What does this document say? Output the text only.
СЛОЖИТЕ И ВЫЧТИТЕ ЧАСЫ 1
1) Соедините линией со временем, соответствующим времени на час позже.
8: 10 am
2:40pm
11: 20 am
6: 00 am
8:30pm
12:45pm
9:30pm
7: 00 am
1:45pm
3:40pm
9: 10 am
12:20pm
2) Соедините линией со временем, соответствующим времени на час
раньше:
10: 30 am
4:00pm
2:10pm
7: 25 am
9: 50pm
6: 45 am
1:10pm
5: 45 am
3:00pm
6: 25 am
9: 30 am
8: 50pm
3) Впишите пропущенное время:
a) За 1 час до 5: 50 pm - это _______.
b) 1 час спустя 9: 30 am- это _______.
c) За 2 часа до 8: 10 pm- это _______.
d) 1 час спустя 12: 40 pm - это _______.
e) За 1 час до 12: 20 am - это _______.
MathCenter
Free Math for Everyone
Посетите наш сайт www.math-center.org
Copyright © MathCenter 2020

WHAT TO WORK ON - Your task is to print the whole listing again exactly.

SOLVED PROBLEM -
What does this document say? Output the text only.
СЛОЖИТЕ И ВЫЧТИТЕ ЧАСЫ 1
1) Соедините линией со временем, соответствующим времени на час позже.
8: 10 am
2:40pm
11: 20 am
6: 00 am
8:30pm
12:45pm
9:30pm
7: 00 am
1:45pm
3:40pm
9: 10 am
12:20pm
2) Соедините линией со временем, соответствующим времени на час
раньше:
10: 30 am
4:00pm
2:10pm
7: 25 am
9: 50pm
6: 45 am
1:10pm
5: 45 am
3:00pm
6: 25 am
9: 30 am
8: 50pm
3) Впишите пропущенное время:
a) За 1 час до 5: 50 pm - это _______.
b) 1 час спустя 9: 30 am- это _______.
c) За 2 часа до 8: 10 pm- это _______.
d) 1 час спустя 12: 40 pm - это _______.
e) За 1 час до 12: 20 am - это _______.
MathCenter
Free Math for Everyone
Посетите наш сайт www.math-center.org
Copyright © MathCenter 2020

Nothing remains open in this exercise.